## Task details
Write out the material exactly. Do not include the pictures.

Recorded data
•••••

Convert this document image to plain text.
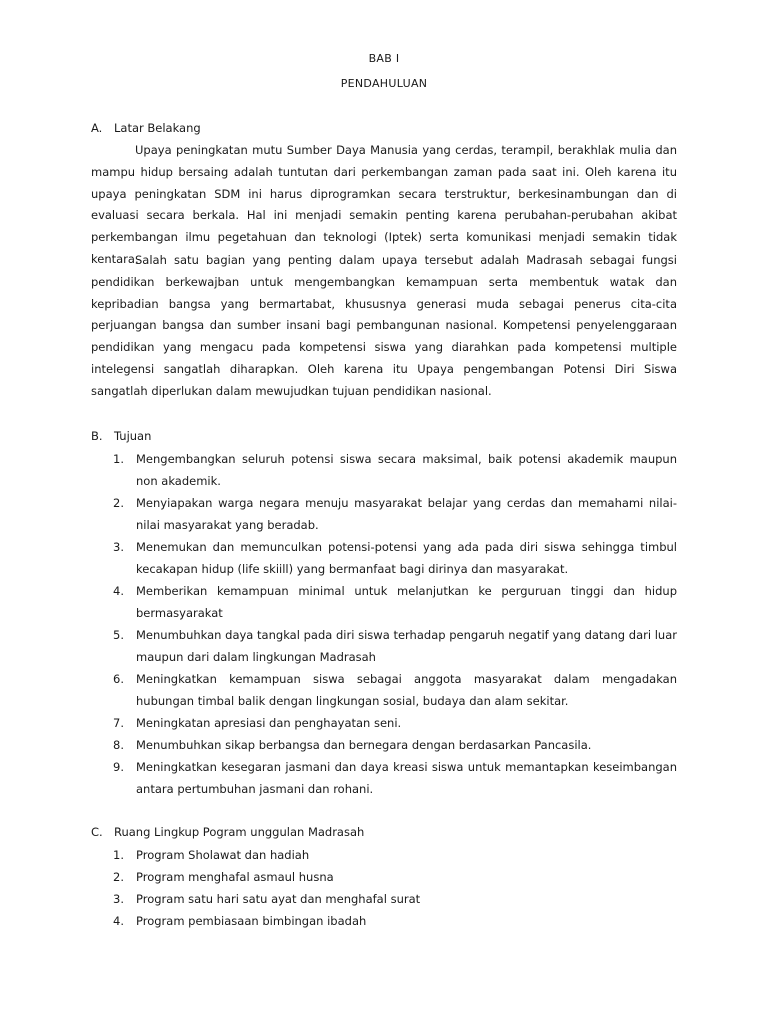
BAB I
PENDAHULUAN
A. Latar Belakang

Upaya peningkatan mutu Sumber Daya Manusia yang cerdas, terampil, berakhlak mulia dan mampu hidup bersaing adalah tuntutan dari perkembangan zaman pada saat ini. Oleh karena itu upaya peningkatan SDM ini harus diprogramkan secara terstruktur, berkesinambungan dan di evaluasi secara berkala. Hal ini menjadi semakin penting karena perubahan-perubahan akibat perkembangan ilmu pegetahuan dan teknologi (Iptek) serta komunikasi menjadi semakin tidak kentara.

Salah satu bagian yang penting dalam upaya tersebut adalah Madrasah sebagai fungsi pendidikan berkewajban untuk mengembangkan kemampuan serta membentuk watak dan kepribadian bangsa yang bermartabat, khususnya generasi muda sebagai penerus cita-cita perjuangan bangsa dan sumber insani bagi pembangunan nasional. Kompetensi penyelenggaraan pendidikan yang mengacu pada kompetensi siswa yang diarahkan pada kompetensi multiple intelegensi sangatlah diharapkan. Oleh karena itu Upaya pengembangan Potensi Diri Siswa sangatlah diperlukan dalam mewujudkan tujuan pendidikan nasional.

B. Tujuan
1. Mengembangkan seluruh potensi siswa secara maksimal, baik potensi akademik maupun non akademik.
2. Menyiapakan warga negara menuju masyarakat belajar yang cerdas dan memahami nilai-nilai masyarakat yang beradab.
3. Menemukan dan memunculkan potensi-potensi yang ada pada diri siswa sehingga timbul kecakapan hidup (life skiill) yang bermanfaat bagi dirinya dan masyarakat.
4. Memberikan kemampuan minimal untuk melanjutkan ke perguruan tinggi dan hidup bermasyarakat
5. Menumbuhkan daya tangkal pada diri siswa terhadap pengaruh negatif yang datang dari luar maupun dari dalam lingkungan Madrasah
6. Meningkatkan kemampuan siswa sebagai anggota masyarakat dalam mengadakan hubungan timbal balik dengan lingkungan sosial, budaya dan alam sekitar.
7. Meningkatan apresiasi dan penghayatan seni.
8. Menumbuhkan sikap berbangsa dan bernegara dengan berdasarkan Pancasila.
9. Meningkatkan kesegaran jasmani dan daya kreasi siswa untuk memantapkan keseimbangan antara pertumbuhan jasmani dan rohani.
C. Ruang Lingkup Pogram unggulan Madrasah
1. Program Sholawat dan hadiah
2. Program menghafal asmaul husna
3. Program satu hari satu ayat dan menghafal surat
4. Program pembiasaan bimbingan ibadah
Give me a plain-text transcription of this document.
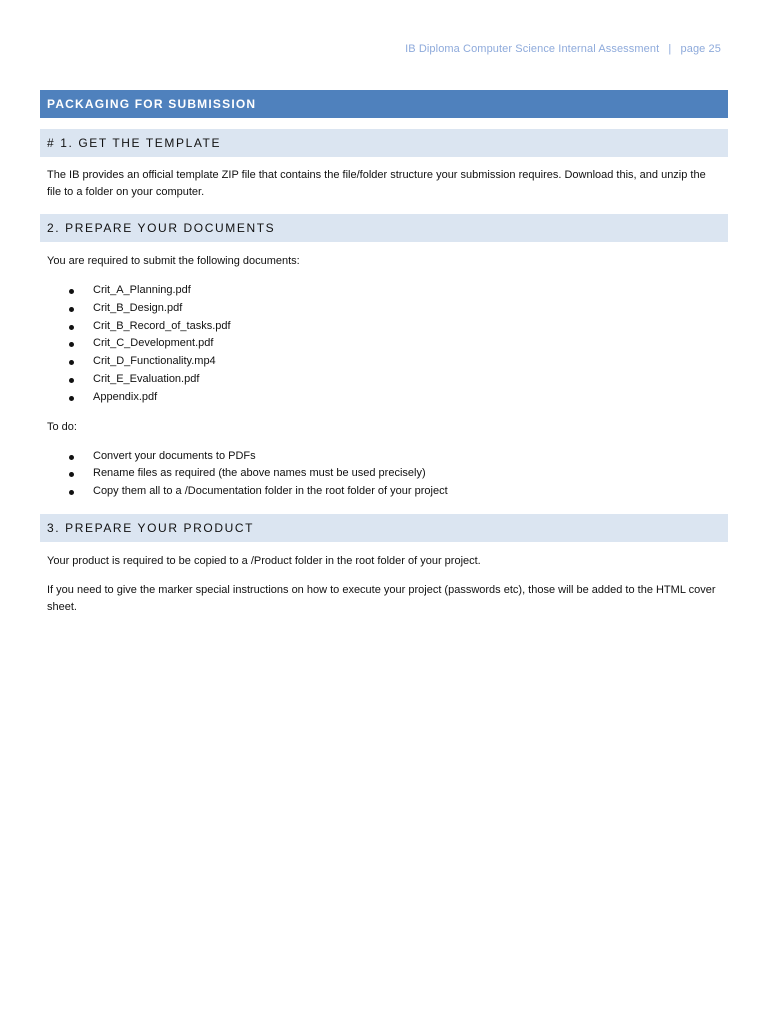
IB Diploma Computer Science Internal Assessment | page 25
PACKAGING FOR SUBMISSION
# 1. GET THE TEMPLATE

The IB provides an official template ZIP file that contains the file/folder structure your submission requires. Download this, and unzip the file to a folder on your computer.

2. PREPARE YOUR DOCUMENTS

You are required to submit the following documents:

Crit_A_Planning.pdf
Crit_B_Design.pdf
Crit_B_Record_of_tasks.pdf
Crit_C_Development.pdf
Crit_D_Functionality.mp4
Crit_E_Evaluation.pdf
Appendix.pdf

To do:

Convert your documents to PDFs
Rename files as required (the above names must be used precisely)
Copy them all to a /Documentation folder in the root folder of your project
3. PREPARE YOUR PRODUCT

Your product is required to be copied to a /Product folder in the root folder of your project.

If you need to give the marker special instructions on how to execute your project (passwords etc), those will be added to the HTML cover sheet.
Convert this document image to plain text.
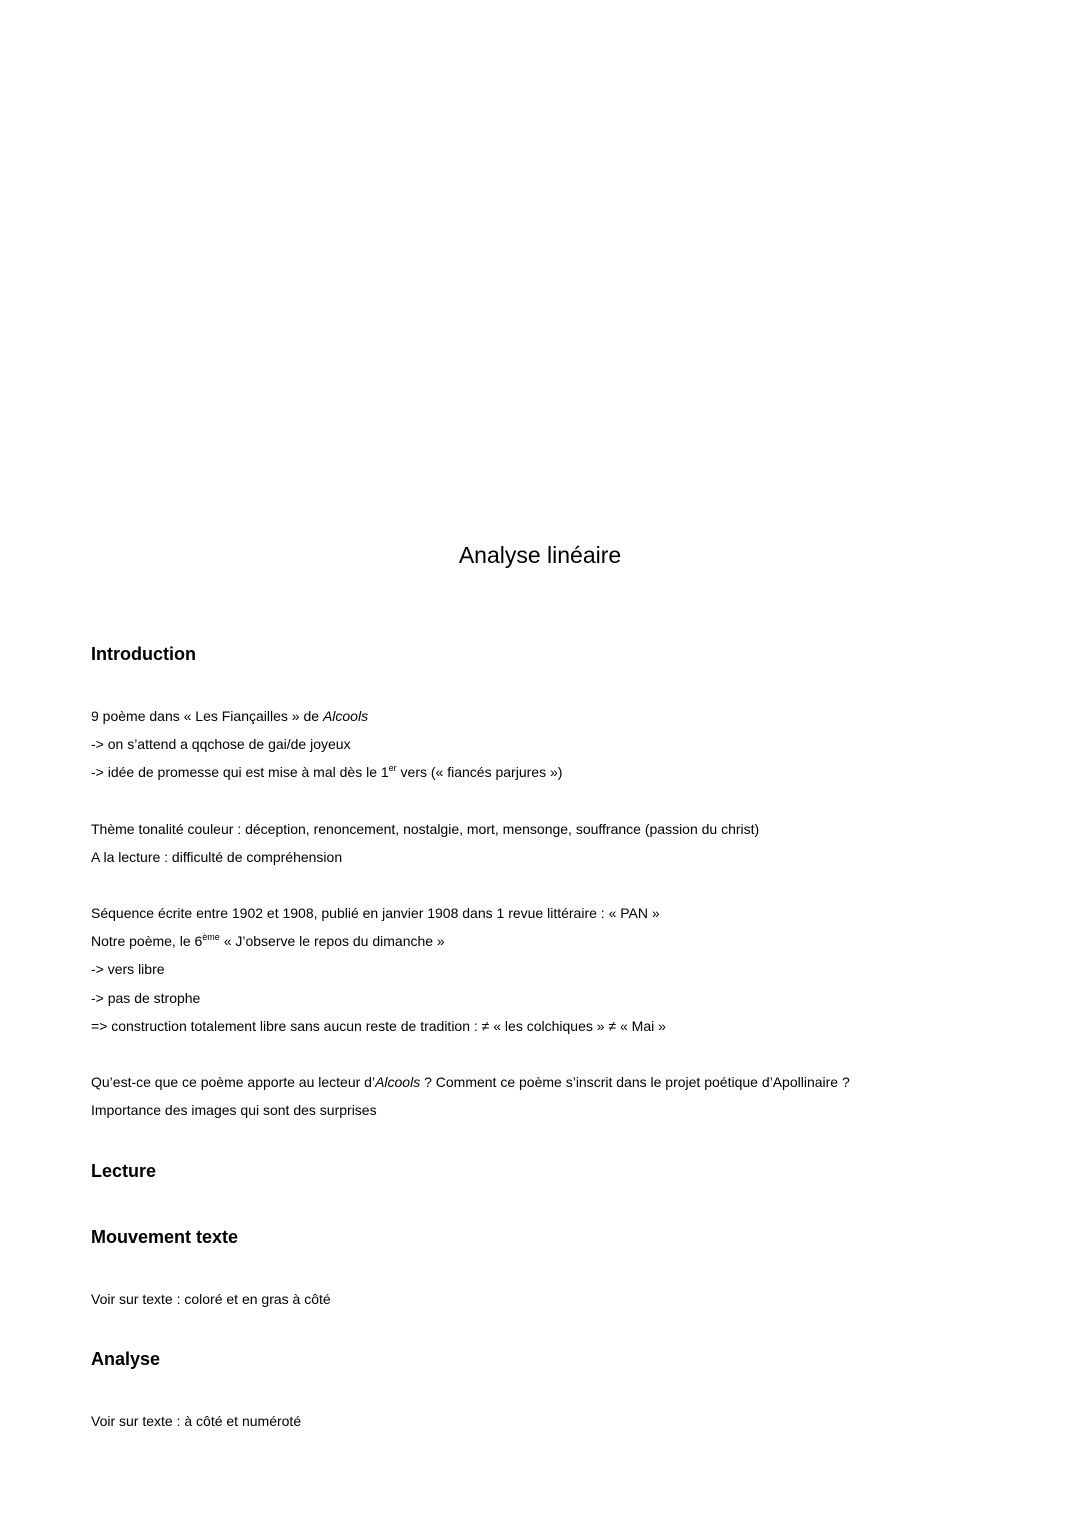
Analyse linéaire
Introduction

9 poème dans « Les Fiançailles » de Alcools

-> on s’attend a qqchose de gai/de joyeux

-> idée de promesse qui est mise à mal dès le 1er vers (« fiancés parjures »)

Thème tonalité couleur : déception, renoncement, nostalgie, mort, mensonge, souffrance (passion du christ)

A la lecture : difficulté de compréhension

Séquence écrite entre 1902 et 1908, publié en janvier 1908 dans 1 revue littéraire : « PAN »

Notre poème, le 6ème « J’observe le repos du dimanche »

-> vers libre

-> pas de strophe

=> construction totalement libre sans aucun reste de tradition : ≠ « les colchiques » ≠ « Mai »

Qu’est-ce que ce poème apporte au lecteur d’Alcools ? Comment ce poème s’inscrit dans le projet poétique d’Apollinaire ?

Importance des images qui sont des surprises

Lecture
Mouvement texte

Voir sur texte : coloré et en gras à côté

Analyse

Voir sur texte : à côté et numéroté
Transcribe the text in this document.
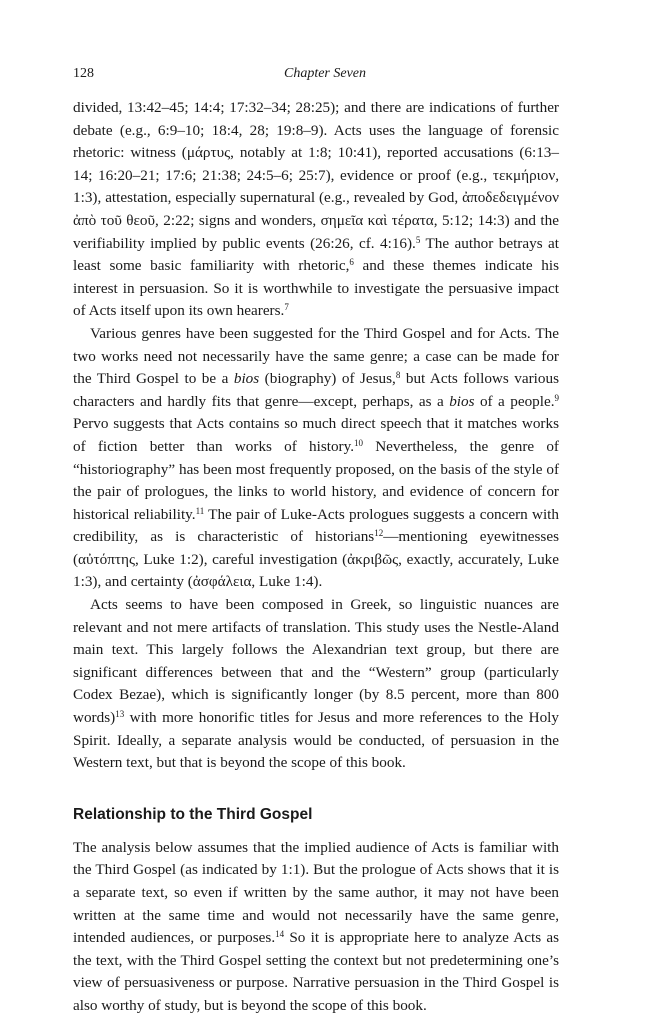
128	Chapter Seven

divided, 13:42–45; 14:4; 17:32–34; 28:25); and there are indications of further debate (e.g., 6:9–10; 18:4, 28; 19:8–9). Acts uses the language of forensic rhetoric: witness (μάρτυς, notably at 1:8; 10:41), reported accusations (6:13–14; 16:20–21; 17:6; 21:38; 24:5–6; 25:7), evidence or proof (e.g., τεκμήριον, 1:3), attestation, especially supernatural (e.g., revealed by God, ἀποδεδειγμένον ἀπὸ τοῦ θεοῦ, 2:22; signs and wonders, σημεῖα καὶ τέρατα, 5:12; 14:3) and the verifiability implied by public events (26:26, cf. 4:16).$^5$ The author betrays at least some basic familiarity with rhetoric,$^6$ and these themes indicate his interest in persuasion. So it is worthwhile to investigate the persuasive impact of Acts itself upon its own hearers.$^7$

Various genres have been suggested for the Third Gospel and for Acts. The two works need not necessarily have the same genre; a case can be made for the Third Gospel to be a bios (biography) of Jesus,$^8$ but Acts follows various characters and hardly fits that genre—except, perhaps, as a bios of a people.$^9$ Pervo suggests that Acts contains so much direct speech that it matches works of fiction better than works of history.$^{10}$ Nevertheless, the genre of “historiography” has been most frequently proposed, on the basis of the style of the pair of prologues, the links to world history, and evidence of concern for historical reliability.$^{11}$ The pair of Luke-Acts prologues suggests a concern with credibility, as is characteristic of historians$^{12}$—mentioning eyewitnesses (αὐτόπτης, Luke 1:2), careful investigation (ἀκριβῶς, exactly, accurately, Luke 1:3), and certainty (ἀσφάλεια, Luke 1:4).

Acts seems to have been composed in Greek, so linguistic nuances are relevant and not mere artifacts of translation. This study uses the Nestle-Aland main text. This largely follows the Alexandrian text group, but there are significant differences between that and the “Western” group (particularly Codex Bezae), which is significantly longer (by 8.5 percent, more than 800 words)$^{13}$ with more honorific titles for Jesus and more references to the Holy Spirit. Ideally, a separate analysis would be conducted, of persuasion in the Western text, but that is beyond the scope of this book.

Relationship to the Third Gospel

The analysis below assumes that the implied audience of Acts is familiar with the Third Gospel (as indicated by 1:1). But the prologue of Acts shows that it is a separate text, so even if written by the same author, it may not have been written at the same time and would not necessarily have the same genre, intended audiences, or purposes.$^{14}$ So it is appropriate here to analyze Acts as the text, with the Third Gospel setting the context but not predetermining one’s view of persuasiveness or purpose. Narrative persuasion in the Third Gospel is also worthy of study, but is beyond the scope of this book.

•••••

## Answer to the problem
Convert this document image to plain text.
BAB I
PENDAHULUAN
A. Latar Belakang

Upaya peningkatan mutu Sumber Daya Manusia yang cerdas, terampil, berakhlak mulia dan mampu hidup bersaing adalah tuntutan dari perkembangan zaman pada saat ini. Oleh karena itu upaya peningkatan SDM ini harus diprogramkan secara terstruktur, berkesinambungan dan di evaluasi secara berkala. Hal ini menjadi semakin penting karena perubahan-perubahan akibat perkembangan ilmu pegetahuan dan teknologi (Iptek) serta komunikasi menjadi semakin tidak kentara.

Salah satu bagian yang penting dalam upaya tersebut adalah Madrasah sebagai fungsi pendidikan berkewajban untuk mengembangkan kemampuan serta membentuk watak dan kepribadian bangsa yang bermartabat, khususnya generasi muda sebagai penerus cita-cita perjuangan bangsa dan sumber insani bagi pembangunan nasional. Kompetensi penyelenggaraan pendidikan yang mengacu pada kompetensi siswa yang diarahkan pada kompetensi multiple intelegensi sangatlah diharapkan. Oleh karena itu Upaya pengembangan Potensi Diri Siswa sangatlah diperlukan dalam mewujudkan tujuan pendidikan nasional.

B. Tujuan
1. Mengembangkan seluruh potensi siswa secara maksimal, baik potensi akademik maupun non akademik.
2. Menyiapakan warga negara menuju masyarakat belajar yang cerdas dan memahami nilai-nilai masyarakat yang beradab.
3. Menemukan dan memunculkan potensi-potensi yang ada pada diri siswa sehingga timbul kecakapan hidup (life skiill) yang bermanfaat bagi dirinya dan masyarakat.
4. Memberikan kemampuan minimal untuk melanjutkan ke perguruan tinggi dan hidup bermasyarakat
5. Menumbuhkan daya tangkal pada diri siswa terhadap pengaruh negatif yang datang dari luar maupun dari dalam lingkungan Madrasah
6. Meningkatkan kemampuan siswa sebagai anggota masyarakat dalam mengadakan hubungan timbal balik dengan lingkungan sosial, budaya dan alam sekitar.
7. Meningkatan apresiasi dan penghayatan seni.
8. Menumbuhkan sikap berbangsa dan bernegara dengan berdasarkan Pancasila.
9. Meningkatkan kesegaran jasmani dan daya kreasi siswa untuk memantapkan keseimbangan antara pertumbuhan jasmani dan rohani.
C. Ruang Lingkup Pogram unggulan Madrasah
1. Program Sholawat dan hadiah
2. Program menghafal asmaul husna
3. Program satu hari satu ayat dan menghafal surat
4. Program pembiasaan bimbingan ibadah
Give me a plain-text transcription of this document.
IB Diploma Computer Science Internal Assessment | page 25
PACKAGING FOR SUBMISSION
# 1. GET THE TEMPLATE

The IB provides an official template ZIP file that contains the file/folder structure your submission requires. Download this, and unzip the file to a folder on your computer.

2. PREPARE YOUR DOCUMENTS

You are required to submit the following documents:

Crit_A_Planning.pdf
Crit_B_Design.pdf
Crit_B_Record_of_tasks.pdf
Crit_C_Development.pdf
Crit_D_Functionality.mp4
Crit_E_Evaluation.pdf
Appendix.pdf

To do:

Convert your documents to PDFs
Rename files as required (the above names must be used precisely)
Copy them all to a /Documentation folder in the root folder of your project
3. PREPARE YOUR PRODUCT

Your product is required to be copied to a /Product folder in the root folder of your project.

If you need to give the marker special instructions on how to execute your project (passwords etc), those will be added to the HTML cover sheet.
Convert this document image to plain text.
Analyse linéaire
Introduction

9 poème dans « Les Fiançailles » de Alcools

-> on s’attend a qqchose de gai/de joyeux

-> idée de promesse qui est mise à mal dès le 1er vers (« fiancés parjures »)

Thème tonalité couleur : déception, renoncement, nostalgie, mort, mensonge, souffrance (passion du christ)

A la lecture : difficulté de compréhension

Séquence écrite entre 1902 et 1908, publié en janvier 1908 dans 1 revue littéraire : « PAN »

Notre poème, le 6ème « J’observe le repos du dimanche »

-> vers libre

-> pas de strophe

=> construction totalement libre sans aucun reste de tradition : ≠ « les colchiques » ≠ « Mai »

Qu’est-ce que ce poème apporte au lecteur d’Alcools ? Comment ce poème s’inscrit dans le projet poétique d’Apollinaire ?

Importance des images qui sont des surprises

Lecture
Mouvement texte

Voir sur texte : coloré et en gras à côté

Analyse

Voir sur texte : à côté et numéroté
Transcribe the text in this document.
128	Chapter Seven

divided, 13:42–45; 14:4; 17:32–34; 28:25); and there are indications of further debate (e.g., 6:9–10; 18:4, 28; 19:8–9). Acts uses the language of forensic rhetoric: witness (μάρτυς, notably at 1:8; 10:41), reported accusations (6:13–14; 16:20–21; 17:6; 21:38; 24:5–6; 25:7), evidence or proof (e.g., τεκμήριον, 1:3), attestation, especially supernatural (e.g., revealed by God, ἀποδεδειγμένον ἀπὸ τοῦ θεοῦ, 2:22; signs and wonders, σημεῖα καὶ τέρατα, 5:12; 14:3) and the verifiability implied by public events (26:26, cf. 4:16).$^5$ The author betrays at least some basic familiarity with rhetoric,$^6$ and these themes indicate his interest in persuasion. So it is worthwhile to investigate the persuasive impact of Acts itself upon its own hearers.$^7$

Various genres have been suggested for the Third Gospel and for Acts. The two works need not necessarily have the same genre; a case can be made for the Third Gospel to be a bios (biography) of Jesus,$^8$ but Acts follows various characters and hardly fits that genre—except, perhaps, as a bios of a people.$^9$ Pervo suggests that Acts contains so much direct speech that it matches works of fiction better than works of history.$^{10}$ Nevertheless, the genre of “historiography” has been most frequently proposed, on the basis of the style of the pair of prologues, the links to world history, and evidence of concern for historical reliability.$^{11}$ The pair of Luke-Acts prologues suggests a concern with credibility, as is characteristic of historians$^{12}$—mentioning eyewitnesses (αὐτόπτης, Luke 1:2), careful investigation (ἀκριβῶς, exactly, accurately, Luke 1:3), and certainty (ἀσφάλεια, Luke 1:4).

Acts seems to have been composed in Greek, so linguistic nuances are relevant and not mere artifacts of translation. This study uses the Nestle-Aland main text. This largely follows the Alexandrian text group, but there are significant differences between that and the “Western” group (particularly Codex Bezae), which is significantly longer (by 8.5 percent, more than 800 words)$^{13}$ with more honorific titles for Jesus and more references to the Holy Spirit. Ideally, a separate analysis would be conducted, of persuasion in the Western text, but that is beyond the scope of this book.

Relationship to the Third Gospel

The analysis below assumes that the implied audience of Acts is familiar with the Third Gospel (as indicated by 1:1). But the prologue of Acts shows that it is a separate text, so even if written by the same author, it may not have been written at the same time and would not necessarily have the same genre, intended audiences, or purposes.$^{14}$ So it is appropriate here to analyze Acts as the text, with the Third Gospel setting the context but not predetermining one’s view of persuasiveness or purpose. Narrative persuasion in the Third Gospel is also worthy of study, but is beyond the scope of this book.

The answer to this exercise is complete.